--- start Material shown ---
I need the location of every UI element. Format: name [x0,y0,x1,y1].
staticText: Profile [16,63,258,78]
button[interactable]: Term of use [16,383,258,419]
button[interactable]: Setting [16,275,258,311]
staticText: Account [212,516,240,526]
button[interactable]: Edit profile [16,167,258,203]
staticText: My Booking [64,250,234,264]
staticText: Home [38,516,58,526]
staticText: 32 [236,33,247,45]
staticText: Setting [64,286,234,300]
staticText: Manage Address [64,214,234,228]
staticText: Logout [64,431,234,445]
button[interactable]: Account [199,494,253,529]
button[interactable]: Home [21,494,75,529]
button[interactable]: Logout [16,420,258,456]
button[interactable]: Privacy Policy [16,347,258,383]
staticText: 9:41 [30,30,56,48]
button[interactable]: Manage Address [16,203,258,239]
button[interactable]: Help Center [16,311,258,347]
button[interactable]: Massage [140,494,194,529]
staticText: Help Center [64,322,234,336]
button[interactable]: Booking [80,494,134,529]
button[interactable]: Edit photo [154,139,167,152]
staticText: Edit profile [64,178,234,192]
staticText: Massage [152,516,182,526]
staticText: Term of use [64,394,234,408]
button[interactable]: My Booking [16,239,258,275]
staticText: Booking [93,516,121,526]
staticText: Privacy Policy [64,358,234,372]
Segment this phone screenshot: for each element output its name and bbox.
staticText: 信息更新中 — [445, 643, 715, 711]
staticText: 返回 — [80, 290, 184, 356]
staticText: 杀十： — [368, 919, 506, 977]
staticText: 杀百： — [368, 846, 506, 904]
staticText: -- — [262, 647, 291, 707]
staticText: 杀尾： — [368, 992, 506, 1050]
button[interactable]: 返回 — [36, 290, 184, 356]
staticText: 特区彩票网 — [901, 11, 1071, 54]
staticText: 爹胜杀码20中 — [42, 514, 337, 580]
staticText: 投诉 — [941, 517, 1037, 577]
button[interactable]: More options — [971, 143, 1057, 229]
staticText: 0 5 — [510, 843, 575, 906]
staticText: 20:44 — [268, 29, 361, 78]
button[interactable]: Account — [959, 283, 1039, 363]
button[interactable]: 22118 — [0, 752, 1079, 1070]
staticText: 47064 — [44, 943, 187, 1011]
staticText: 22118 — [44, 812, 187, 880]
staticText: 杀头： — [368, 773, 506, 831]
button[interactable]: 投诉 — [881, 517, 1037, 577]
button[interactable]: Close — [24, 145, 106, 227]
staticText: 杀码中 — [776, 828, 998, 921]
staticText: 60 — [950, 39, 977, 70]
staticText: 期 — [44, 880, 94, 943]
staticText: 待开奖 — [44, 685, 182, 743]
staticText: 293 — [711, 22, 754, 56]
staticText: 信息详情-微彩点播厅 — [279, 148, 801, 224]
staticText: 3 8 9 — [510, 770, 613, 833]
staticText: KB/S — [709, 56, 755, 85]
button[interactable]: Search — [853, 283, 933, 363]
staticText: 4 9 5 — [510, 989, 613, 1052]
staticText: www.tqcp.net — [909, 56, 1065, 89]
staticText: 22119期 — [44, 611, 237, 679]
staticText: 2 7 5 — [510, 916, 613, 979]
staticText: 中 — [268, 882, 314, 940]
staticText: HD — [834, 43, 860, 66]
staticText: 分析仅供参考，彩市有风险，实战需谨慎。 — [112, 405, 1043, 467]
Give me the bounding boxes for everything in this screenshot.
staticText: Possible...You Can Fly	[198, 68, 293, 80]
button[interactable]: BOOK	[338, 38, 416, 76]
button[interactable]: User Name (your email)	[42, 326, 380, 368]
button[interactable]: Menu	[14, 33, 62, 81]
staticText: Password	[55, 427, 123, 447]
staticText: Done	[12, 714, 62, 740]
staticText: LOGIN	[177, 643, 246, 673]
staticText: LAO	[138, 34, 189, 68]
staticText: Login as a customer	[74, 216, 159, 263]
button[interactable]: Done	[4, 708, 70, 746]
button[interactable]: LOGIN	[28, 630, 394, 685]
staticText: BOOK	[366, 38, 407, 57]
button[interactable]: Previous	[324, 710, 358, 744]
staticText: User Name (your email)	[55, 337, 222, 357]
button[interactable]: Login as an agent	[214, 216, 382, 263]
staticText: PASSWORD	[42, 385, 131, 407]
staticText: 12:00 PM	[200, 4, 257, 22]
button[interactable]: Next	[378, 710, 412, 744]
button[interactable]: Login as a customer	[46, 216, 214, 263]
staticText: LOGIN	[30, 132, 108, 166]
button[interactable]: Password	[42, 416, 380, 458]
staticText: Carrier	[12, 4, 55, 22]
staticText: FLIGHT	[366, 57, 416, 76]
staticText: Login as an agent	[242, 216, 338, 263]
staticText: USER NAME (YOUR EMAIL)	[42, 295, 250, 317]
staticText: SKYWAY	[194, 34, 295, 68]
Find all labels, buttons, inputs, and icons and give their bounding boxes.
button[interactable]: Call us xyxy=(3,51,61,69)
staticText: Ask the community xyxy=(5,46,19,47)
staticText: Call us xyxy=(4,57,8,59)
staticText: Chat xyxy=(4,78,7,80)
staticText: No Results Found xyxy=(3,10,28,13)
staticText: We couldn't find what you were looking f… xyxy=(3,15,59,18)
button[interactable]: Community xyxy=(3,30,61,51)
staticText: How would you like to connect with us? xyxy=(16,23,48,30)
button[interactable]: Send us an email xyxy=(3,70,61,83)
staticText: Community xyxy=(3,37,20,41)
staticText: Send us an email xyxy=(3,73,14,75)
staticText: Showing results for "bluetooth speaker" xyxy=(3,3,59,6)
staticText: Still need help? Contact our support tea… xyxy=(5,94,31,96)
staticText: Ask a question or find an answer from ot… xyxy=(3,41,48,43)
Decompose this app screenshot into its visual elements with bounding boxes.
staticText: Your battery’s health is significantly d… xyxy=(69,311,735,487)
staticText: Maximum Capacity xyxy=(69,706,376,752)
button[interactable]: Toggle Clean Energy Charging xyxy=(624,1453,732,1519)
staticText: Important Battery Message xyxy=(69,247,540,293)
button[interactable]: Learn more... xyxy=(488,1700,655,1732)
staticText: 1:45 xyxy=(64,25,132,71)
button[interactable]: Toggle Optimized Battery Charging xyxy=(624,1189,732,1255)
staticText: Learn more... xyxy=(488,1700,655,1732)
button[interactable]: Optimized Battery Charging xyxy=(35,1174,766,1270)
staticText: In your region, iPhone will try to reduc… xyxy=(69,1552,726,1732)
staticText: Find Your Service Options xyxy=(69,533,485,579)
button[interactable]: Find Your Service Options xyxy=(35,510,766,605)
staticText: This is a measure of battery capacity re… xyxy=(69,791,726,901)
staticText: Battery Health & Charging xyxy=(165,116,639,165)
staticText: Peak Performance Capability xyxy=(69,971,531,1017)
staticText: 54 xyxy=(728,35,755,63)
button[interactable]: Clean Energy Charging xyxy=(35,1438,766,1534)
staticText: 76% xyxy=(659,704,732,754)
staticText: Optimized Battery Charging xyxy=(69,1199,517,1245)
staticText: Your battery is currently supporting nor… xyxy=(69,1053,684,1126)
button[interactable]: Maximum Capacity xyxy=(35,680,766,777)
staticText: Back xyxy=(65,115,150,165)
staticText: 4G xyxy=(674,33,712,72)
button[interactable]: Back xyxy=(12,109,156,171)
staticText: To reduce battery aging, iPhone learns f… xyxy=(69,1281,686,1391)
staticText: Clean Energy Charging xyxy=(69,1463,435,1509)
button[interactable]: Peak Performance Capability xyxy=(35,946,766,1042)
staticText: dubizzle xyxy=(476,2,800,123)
--- end Material shown ---
[Job] Format every line of the records above as a Markdown table with two columns, Row and Line, and leave out any blank lines. Number the rows in order, one per line.

[Answer to this exercise]
| Row | Line |
|---|---|
| 1 | I need the location of every UI element. Format: name [x0,y0,x1,y1]. |
| 2 | staticText: Profile [16,63,258,78] |
| 3 | button[interactable]: Term of use [16,383,258,419] |
| 4 | button[interactable]: Setting [16,275,258,311] |
| 5 | staticText: Account [212,516,240,526] |
| 6 | button[interactable]: Edit profile [16,167,258,203] |
| 7 | staticText: My Booking [64,250,234,264] |
| 8 | staticText: Home [38,516,58,526] |
| 9 | staticText: 32 [236,33,247,45] |
| 10 | staticText: Setting [64,286,234,300] |
| 11 | staticText: Manage Address [64,214,234,228] |
| 12 | staticText: Logout [64,431,234,445] |
| 13 | button[interactable]: Account [199,494,253,529] |
| 14 | button[interactable]: Home [21,494,75,529] |
| 15 | button[interactable]: Logout [16,420,258,456] |
| 16 | button[interactable]: Privacy Policy [16,347,258,383] |
| 17 | staticText: 9:41 [30,30,56,48] |
| 18 | button[interactable]: Manage Address [16,203,258,239] |
| 19 | button[interactable]: Help Center [16,311,258,347] |
| 20 | button[interactable]: Massage [140,494,194,529] |
| 21 | staticText: Help Center [64,322,234,336] |
| 22 | button[interactable]: Booking [80,494,134,529] |
| 23 | button[interactable]: Edit photo [154,139,167,152] |
| 24 | staticText: Edit profile [64,178,234,192] |
| 25 | staticText: Massage [152,516,182,526] |
| 26 | staticText: Term of use [64,394,234,408] |
| 27 | button[interactable]: My Booking [16,239,258,275] |
| 28 | staticText: Booking [93,516,121,526] |
| 29 | staticText: Privacy Policy [64,358,234,372] |
| 30 | Segment this phone screenshot: for each element output its name and bbox. |
| 31 | staticText: 信息更新中 — [445, 643, 715, 711] |
| 32 | staticText: 返回 — [80, 290, 184, 356] |
| 33 | staticText: 杀十： — [368, 919, 506, 977] |
| 34 | staticText: 杀百： — [368, 846, 506, 904] |
| 35 | staticText: -- — [262, 647, 291, 707] |
| 36 | staticText: 杀尾： — [368, 992, 506, 1050] |
| 37 | button[interactable]: 返回 — [36, 290, 184, 356] |
| 38 | staticText: 特区彩票网 — [901, 11, 1071, 54] |
| 39 | staticText: 爹胜杀码20中 — [42, 514, 337, 580] |
| 40 | staticText: 投诉 — [941, 517, 1037, 577] |
| 41 | button[interactable]: More options — [971, 143, 1057, 229] |
| 42 | staticText: 0 5 — [510, 843, 575, 906] |
| 43 | staticText: 20:44 — [268, 29, 361, 78] |
| 44 | button[interactable]: Account — [959, 283, 1039, 363] |
| 45 | button[interactable]: 22118 — [0, 752, 1079, 1070] |
| 46 | staticText: 47064 — [44, 943, 187, 1011] |
| 47 | staticText: 22118 — [44, 812, 187, 880] |
| 48 | staticText: 杀头： — [368, 773, 506, 831] |
| 49 | button[interactable]: 投诉 — [881, 517, 1037, 577] |
| 50 | button[interactable]: Close — [24, 145, 106, 227] |
| 51 | staticText: 杀码中 — [776, 828, 998, 921] |
| 52 | staticText: 60 — [950, 39, 977, 70] |
| 53 | staticText: 期 — [44, 880, 94, 943] |
| 54 | staticText: 待开奖 — [44, 685, 182, 743] |
| 55 | staticText: 293 — [711, 22, 754, 56] |
| 56 | staticText: 信息详情-微彩点播厅 — [279, 148, 801, 224] |
| 57 | staticText: 3 8 9 — [510, 770, 613, 833] |
| 58 | staticText: KB/S — [709, 56, 755, 85] |
| 59 | button[interactable]: Search — [853, 283, 933, 363] |
| 60 | staticText: 4 9 5 — [510, 989, 613, 1052] |
| 61 | staticText: www.tqcp.net — [909, 56, 1065, 89] |
| 62 | staticText: 22119期 — [44, 611, 237, 679] |
| 63 | staticText: 2 7 5 — [510, 916, 613, 979] |
| 64 | staticText: 中 — [268, 882, 314, 940] |
| 65 | staticText: HD — [834, 43, 860, 66] |
| 66 | staticText: 分析仅供参考，彩市有风险，实战需谨慎。 — [112, 405, 1043, 467] |
| 67 | Give me the bounding boxes for everything in this screenshot. |
| 68 | staticText: Possible...You Can Fly	[198, 68, 293, 80] |
| 69 | button[interactable]: BOOK	[338, 38, 416, 76] |
| 70 | button[interactable]: User Name (your email)	[42, 326, 380, 368] |
| 71 | button[interactable]: Menu	[14, 33, 62, 81] |
| 72 | staticText: Password	[55, 427, 123, 447] |
| 73 | staticText: Done	[12, 714, 62, 740] |
| 74 | staticText: LOGIN	[177, 643, 246, 673] |
| 75 | staticText: LAO	[138, 34, 189, 68] |
| 76 | staticText: Login as a customer	[74, 216, 159, 263] |
| 77 | button[interactable]: Done	[4, 708, 70, 746] |
| 78 | button[interactable]: LOGIN	[28, 630, 394, 685] |
| 79 | staticText: BOOK	[366, 38, 407, 57] |
| 80 | button[interactable]: Previous	[324, 710, 358, 744] |
| 81 | staticText: User Name (your email)	[55, 337, 222, 357] |
| 82 | button[interactable]: Login as an agent	[214, 216, 382, 263] |
| 83 | staticText: PASSWORD	[42, 385, 131, 407] |
| 84 | staticText: 12:00 PM	[200, 4, 257, 22] |
| 85 | button[interactable]: Next	[378, 710, 412, 744] |
| 86 | button[interactable]: Login as a customer	[46, 216, 214, 263] |
| 87 | staticText: LOGIN	[30, 132, 108, 166] |
| 88 | button[interactable]: Password	[42, 416, 380, 458] |
| 89 | staticText: Carrier	[12, 4, 55, 22] |
| 90 | staticText: FLIGHT	[366, 57, 416, 76] |
| 91 | staticText: Login as an agent	[242, 216, 338, 263] |
| 92 | staticText: USER NAME (YOUR EMAIL)	[42, 295, 250, 317] |
| 93 | staticText: SKYWAY	[194, 34, 295, 68] |
| 94 | Find all labels, buttons, inputs, and icons and give their bounding boxes. |
| 95 | button[interactable]: Call us xyxy=(3,51,61,69) |
| 96 | staticText: Ask the community xyxy=(5,46,19,47) |
| 97 | staticText: Call us xyxy=(4,57,8,59) |
| 98 | staticText: Chat xyxy=(4,78,7,80) |
| 99 | staticText: No Results Found xyxy=(3,10,28,13) |
| 100 | staticText: We couldn't find what you were looking f… xyxy=(3,15,59,18) |
| 101 | button[interactable]: Community xyxy=(3,30,61,51) |
| 102 | staticText: How would you like to connect with us? xyxy=(16,23,48,30) |
| 103 | button[interactable]: Send us an email xyxy=(3,70,61,83) |
| 104 | staticText: Community xyxy=(3,37,20,41) |
| 105 | staticText: Send us an email xyxy=(3,73,14,75) |
| 106 | staticText: Showing results for "bluetooth speaker" xyxy=(3,3,59,6) |
| 107 | staticText: Still need help? Contact our support tea… xyxy=(5,94,31,96) |
| 108 | staticText: Ask a question or find an answer from ot… xyxy=(3,41,48,43) |
| 109 | Decompose this app screenshot into its visual elements with bounding boxes. |
| 110 | staticText: Your battery’s health is significantly d… xyxy=(69,311,735,487) |
| 111 | staticText: Maximum Capacity xyxy=(69,706,376,752) |
| 112 | button[interactable]: Toggle Clean Energy Charging xyxy=(624,1453,732,1519) |
| 113 | staticText: Important Battery Message xyxy=(69,247,540,293) |
| 114 | button[interactable]: Learn more... xyxy=(488,1700,655,1732) |
| 115 | staticText: 1:45 xyxy=(64,25,132,71) |
| 116 | button[interactable]: Toggle Optimized Battery Charging xyxy=(624,1189,732,1255) |
| 117 | staticText: Learn more... xyxy=(488,1700,655,1732) |
| 118 | button[interactable]: Optimized Battery Charging xyxy=(35,1174,766,1270) |
| 119 | staticText: In your region, iPhone will try to reduc… xyxy=(69,1552,726,1732) |
| 120 | staticText: Find Your Service Options xyxy=(69,533,485,579) |
| 121 | button[interactable]: Find Your Service Options xyxy=(35,510,766,605) |
| 122 | staticText: This is a measure of battery capacity re… xyxy=(69,791,726,901) |
| 123 | staticText: Battery Health & Charging xyxy=(165,116,639,165) |
| 124 | staticText: Peak Performance Capability xyxy=(69,971,531,1017) |
| 125 | staticText: 54 xyxy=(728,35,755,63) |
| 126 | button[interactable]: Clean Energy Charging xyxy=(35,1438,766,1534) |
| 127 | staticText: 76% xyxy=(659,704,732,754) |
| 128 | staticText: Optimized Battery Charging xyxy=(69,1199,517,1245) |
| 129 | staticText: Your battery is currently supporting nor… xyxy=(69,1053,684,1126) |
| 130 | button[interactable]: Maximum Capacity xyxy=(35,680,766,777) |
| 131 | staticText: Back xyxy=(65,115,150,165) |
| 132 | staticText: 4G xyxy=(674,33,712,72) |
| 133 | button[interactable]: Back xyxy=(12,109,156,171) |
| 134 | staticText: To reduce battery aging, iPhone learns f… xyxy=(69,1281,686,1391) |
| 135 | staticText: Clean Energy Charging xyxy=(69,1463,435,1509) |
| 136 | button[interactable]: Peak Performance Capability xyxy=(35,946,766,1042) |
| 137 | staticText: dubizzle xyxy=(476,2,800,123) |